**WHAT IS BEING ASKED**
How many lines of the entries hold the string "Contraindicado"? Reply with the number alone.

**TASK MATERIAL**
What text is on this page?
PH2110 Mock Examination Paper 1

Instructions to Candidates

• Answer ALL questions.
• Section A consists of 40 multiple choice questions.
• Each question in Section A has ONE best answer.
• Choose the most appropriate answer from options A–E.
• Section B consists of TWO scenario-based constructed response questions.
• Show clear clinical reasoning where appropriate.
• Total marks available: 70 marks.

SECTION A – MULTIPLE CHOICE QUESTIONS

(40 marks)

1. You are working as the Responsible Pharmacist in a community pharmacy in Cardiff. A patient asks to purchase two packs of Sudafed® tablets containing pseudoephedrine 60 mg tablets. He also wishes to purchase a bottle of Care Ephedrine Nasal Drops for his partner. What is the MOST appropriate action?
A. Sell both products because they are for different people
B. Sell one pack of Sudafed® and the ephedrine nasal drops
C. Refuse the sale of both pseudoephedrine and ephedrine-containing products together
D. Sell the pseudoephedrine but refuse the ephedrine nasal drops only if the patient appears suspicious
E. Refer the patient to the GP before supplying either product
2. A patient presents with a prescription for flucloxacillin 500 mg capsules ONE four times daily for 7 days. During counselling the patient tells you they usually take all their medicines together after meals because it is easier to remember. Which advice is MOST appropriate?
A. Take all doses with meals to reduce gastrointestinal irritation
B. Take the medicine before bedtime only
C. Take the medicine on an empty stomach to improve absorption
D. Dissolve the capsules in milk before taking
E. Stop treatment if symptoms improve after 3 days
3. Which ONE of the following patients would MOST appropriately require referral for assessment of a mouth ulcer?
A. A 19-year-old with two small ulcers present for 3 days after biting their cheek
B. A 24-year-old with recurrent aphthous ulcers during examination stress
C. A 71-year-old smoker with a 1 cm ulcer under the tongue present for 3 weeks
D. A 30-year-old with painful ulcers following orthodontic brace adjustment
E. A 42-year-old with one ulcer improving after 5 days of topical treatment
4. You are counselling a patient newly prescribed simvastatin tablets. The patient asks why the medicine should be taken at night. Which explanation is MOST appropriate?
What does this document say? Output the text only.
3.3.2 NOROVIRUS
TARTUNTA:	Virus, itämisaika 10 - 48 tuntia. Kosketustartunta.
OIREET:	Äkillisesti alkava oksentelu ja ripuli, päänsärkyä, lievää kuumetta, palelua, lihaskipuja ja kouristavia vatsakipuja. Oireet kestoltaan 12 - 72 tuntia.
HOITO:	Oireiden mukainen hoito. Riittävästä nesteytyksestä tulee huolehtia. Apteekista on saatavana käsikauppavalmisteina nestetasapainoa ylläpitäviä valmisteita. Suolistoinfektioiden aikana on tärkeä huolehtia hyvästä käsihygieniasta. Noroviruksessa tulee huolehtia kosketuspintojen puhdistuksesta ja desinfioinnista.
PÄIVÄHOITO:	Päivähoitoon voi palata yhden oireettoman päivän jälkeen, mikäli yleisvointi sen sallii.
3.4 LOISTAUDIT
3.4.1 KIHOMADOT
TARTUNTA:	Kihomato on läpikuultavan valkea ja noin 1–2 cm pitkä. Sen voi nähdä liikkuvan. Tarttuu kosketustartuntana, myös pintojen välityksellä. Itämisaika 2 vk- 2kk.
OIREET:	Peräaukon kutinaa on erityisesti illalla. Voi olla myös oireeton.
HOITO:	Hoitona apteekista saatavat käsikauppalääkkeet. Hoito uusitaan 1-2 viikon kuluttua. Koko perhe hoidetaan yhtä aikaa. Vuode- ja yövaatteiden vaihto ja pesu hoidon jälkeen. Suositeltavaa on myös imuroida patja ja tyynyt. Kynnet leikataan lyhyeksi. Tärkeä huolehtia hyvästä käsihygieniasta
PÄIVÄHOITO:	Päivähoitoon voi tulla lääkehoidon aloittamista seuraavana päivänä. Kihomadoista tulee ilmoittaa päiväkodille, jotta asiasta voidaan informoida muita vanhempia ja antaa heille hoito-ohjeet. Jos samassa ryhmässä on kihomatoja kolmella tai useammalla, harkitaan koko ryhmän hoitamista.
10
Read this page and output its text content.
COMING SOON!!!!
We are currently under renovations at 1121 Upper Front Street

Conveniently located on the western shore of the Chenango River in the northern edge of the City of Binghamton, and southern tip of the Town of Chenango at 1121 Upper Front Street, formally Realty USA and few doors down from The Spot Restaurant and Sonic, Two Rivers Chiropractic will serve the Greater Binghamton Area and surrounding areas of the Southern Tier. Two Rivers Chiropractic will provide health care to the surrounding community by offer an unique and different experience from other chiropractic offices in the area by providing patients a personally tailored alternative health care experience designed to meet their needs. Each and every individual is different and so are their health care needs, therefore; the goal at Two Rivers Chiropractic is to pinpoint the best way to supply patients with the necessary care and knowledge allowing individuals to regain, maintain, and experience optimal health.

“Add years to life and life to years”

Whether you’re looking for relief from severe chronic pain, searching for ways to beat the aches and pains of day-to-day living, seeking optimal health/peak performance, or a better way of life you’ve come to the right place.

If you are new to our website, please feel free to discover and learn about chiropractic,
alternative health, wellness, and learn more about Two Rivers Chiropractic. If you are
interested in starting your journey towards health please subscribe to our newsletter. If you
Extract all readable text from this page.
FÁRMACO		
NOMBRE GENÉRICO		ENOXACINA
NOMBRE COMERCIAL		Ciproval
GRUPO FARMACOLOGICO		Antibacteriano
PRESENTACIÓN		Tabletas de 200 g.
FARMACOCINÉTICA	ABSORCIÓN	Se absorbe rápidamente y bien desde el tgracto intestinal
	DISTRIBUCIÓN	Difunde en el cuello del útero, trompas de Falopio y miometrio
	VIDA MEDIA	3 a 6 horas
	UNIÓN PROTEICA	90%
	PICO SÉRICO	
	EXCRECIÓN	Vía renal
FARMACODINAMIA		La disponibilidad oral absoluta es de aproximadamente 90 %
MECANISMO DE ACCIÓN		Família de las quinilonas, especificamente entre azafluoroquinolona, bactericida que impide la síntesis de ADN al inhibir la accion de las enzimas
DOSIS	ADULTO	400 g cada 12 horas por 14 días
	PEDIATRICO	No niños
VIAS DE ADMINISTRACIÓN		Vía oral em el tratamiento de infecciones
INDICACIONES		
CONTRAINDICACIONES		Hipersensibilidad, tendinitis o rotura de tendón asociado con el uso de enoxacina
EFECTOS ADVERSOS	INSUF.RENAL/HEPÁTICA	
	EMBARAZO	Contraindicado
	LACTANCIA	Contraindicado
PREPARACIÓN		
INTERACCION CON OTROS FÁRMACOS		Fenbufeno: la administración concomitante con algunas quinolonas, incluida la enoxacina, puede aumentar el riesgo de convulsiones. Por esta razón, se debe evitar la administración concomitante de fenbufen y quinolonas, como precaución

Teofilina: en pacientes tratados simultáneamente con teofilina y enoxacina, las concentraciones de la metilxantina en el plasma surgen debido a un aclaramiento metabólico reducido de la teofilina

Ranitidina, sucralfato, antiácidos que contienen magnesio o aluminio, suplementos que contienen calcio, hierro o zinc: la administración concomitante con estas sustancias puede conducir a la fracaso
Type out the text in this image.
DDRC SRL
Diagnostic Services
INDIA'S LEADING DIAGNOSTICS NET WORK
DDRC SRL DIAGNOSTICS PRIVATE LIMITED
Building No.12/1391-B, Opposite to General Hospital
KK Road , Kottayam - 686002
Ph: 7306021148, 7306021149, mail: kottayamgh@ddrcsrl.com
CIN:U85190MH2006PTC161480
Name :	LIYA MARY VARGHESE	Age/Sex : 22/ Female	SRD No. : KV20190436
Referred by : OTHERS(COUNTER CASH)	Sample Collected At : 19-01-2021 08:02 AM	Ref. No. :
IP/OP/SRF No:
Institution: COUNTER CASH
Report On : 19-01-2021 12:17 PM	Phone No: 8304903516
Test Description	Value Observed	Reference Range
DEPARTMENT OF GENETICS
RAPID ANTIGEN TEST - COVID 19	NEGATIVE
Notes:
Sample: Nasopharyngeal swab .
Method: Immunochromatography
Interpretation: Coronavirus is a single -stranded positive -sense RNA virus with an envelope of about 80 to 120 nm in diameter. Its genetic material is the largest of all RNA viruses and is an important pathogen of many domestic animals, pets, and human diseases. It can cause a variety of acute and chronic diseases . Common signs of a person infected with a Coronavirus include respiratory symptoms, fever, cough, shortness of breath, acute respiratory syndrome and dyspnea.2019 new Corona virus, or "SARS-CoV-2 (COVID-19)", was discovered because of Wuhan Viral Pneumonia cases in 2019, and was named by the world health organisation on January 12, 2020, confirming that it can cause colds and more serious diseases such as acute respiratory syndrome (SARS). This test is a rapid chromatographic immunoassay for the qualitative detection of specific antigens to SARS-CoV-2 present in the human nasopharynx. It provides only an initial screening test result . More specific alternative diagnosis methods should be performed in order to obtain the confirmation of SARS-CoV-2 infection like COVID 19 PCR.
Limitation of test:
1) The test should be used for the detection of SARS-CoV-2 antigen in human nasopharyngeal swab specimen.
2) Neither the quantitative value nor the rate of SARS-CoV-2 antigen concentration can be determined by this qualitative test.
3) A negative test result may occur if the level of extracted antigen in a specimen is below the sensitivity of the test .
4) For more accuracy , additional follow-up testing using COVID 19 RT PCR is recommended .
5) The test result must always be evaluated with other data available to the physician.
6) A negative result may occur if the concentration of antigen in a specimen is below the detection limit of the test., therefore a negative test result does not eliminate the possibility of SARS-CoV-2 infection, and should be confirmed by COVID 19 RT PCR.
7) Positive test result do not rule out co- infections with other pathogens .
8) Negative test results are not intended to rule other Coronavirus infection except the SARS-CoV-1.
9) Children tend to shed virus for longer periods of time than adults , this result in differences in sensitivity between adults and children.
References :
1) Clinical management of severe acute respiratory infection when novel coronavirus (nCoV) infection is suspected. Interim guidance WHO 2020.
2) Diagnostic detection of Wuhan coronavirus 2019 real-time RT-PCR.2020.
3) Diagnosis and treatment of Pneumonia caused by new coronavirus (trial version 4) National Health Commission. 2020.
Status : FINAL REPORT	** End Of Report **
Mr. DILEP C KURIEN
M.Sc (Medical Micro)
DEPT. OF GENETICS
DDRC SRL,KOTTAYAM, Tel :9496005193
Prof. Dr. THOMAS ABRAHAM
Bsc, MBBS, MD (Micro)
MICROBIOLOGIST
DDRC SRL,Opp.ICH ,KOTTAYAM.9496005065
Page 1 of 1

**SOLUTION TO THE EXERCISE**
2